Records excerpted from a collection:
[Begin]

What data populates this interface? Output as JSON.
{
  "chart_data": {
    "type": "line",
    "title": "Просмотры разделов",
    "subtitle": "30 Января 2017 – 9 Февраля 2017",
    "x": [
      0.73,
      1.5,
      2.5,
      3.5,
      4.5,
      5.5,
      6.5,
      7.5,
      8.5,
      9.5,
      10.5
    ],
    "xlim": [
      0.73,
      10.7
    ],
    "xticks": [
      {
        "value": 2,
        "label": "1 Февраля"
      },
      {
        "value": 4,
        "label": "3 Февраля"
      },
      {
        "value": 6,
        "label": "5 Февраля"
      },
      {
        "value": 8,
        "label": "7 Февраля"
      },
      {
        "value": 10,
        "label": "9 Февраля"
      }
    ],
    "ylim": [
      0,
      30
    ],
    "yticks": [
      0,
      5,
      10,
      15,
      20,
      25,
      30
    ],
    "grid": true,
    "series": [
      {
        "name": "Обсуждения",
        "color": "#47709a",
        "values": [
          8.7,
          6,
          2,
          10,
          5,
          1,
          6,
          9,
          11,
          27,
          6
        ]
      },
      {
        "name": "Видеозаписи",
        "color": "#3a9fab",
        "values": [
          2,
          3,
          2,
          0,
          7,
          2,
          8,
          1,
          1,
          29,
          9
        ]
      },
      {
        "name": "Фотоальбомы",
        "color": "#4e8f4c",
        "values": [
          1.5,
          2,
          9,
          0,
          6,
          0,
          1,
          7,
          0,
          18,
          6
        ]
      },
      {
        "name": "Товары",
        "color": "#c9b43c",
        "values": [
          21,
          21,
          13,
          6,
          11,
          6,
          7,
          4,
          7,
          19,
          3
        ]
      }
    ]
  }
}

[End]

:: Short task ::
Repeat the listing in full, keeping every line exactly as it is.

:: Task output ::
What data populates this interface? Output as JSON.
{
  "chart_data": {
    "type": "line",
    "title": "Просмотры разделов",
    "subtitle": "30 Января 2017 – 9 Февраля 2017",
    "x": [
      0.73,
      1.5,
      2.5,
      3.5,
      4.5,
      5.5,
      6.5,
      7.5,
      8.5,
      9.5,
      10.5
    ],
    "xlim": [
      0.73,
      10.7
    ],
    "xticks": [
      {
        "value": 2,
        "label": "1 Февраля"
      },
      {
        "value": 4,
        "label": "3 Февраля"
      },
      {
        "value": 6,
        "label": "5 Февраля"
      },
      {
        "value": 8,
        "label": "7 Февраля"
      },
      {
        "value": 10,
        "label": "9 Февраля"
      }
    ],
    "ylim": [
      0,
      30
    ],
    "yticks": [
      0,
      5,
      10,
      15,
      20,
      25,
      30
    ],
    "grid": true,
    "series": [
      {
        "name": "Обсуждения",
        "color": "#47709a",
        "values": [
          8.7,
          6,
          2,
          10,
          5,
          1,
          6,
          9,
          11,
          27,
          6
        ]
      },
      {
        "name": "Видеозаписи",
        "color": "#3a9fab",
        "values": [
          2,
          3,
          2,
          0,
          7,
          2,
          8,
          1,
          1,
          29,
          9
        ]
      },
      {
        "name": "Фотоальбомы",
        "color": "#4e8f4c",
        "values": [
          1.5,
          2,
          9,
          0,
          6,
          0,
          1,
          7,
          0,
          18,
          6
        ]
      },
      {
        "name": "Товары",
        "color": "#c9b43c",
        "values": [
          21,
          21,
          13,
          6,
          11,
          6,
          7,
          4,
          7,
          19,
          3
        ]
      }
    ]
  }
}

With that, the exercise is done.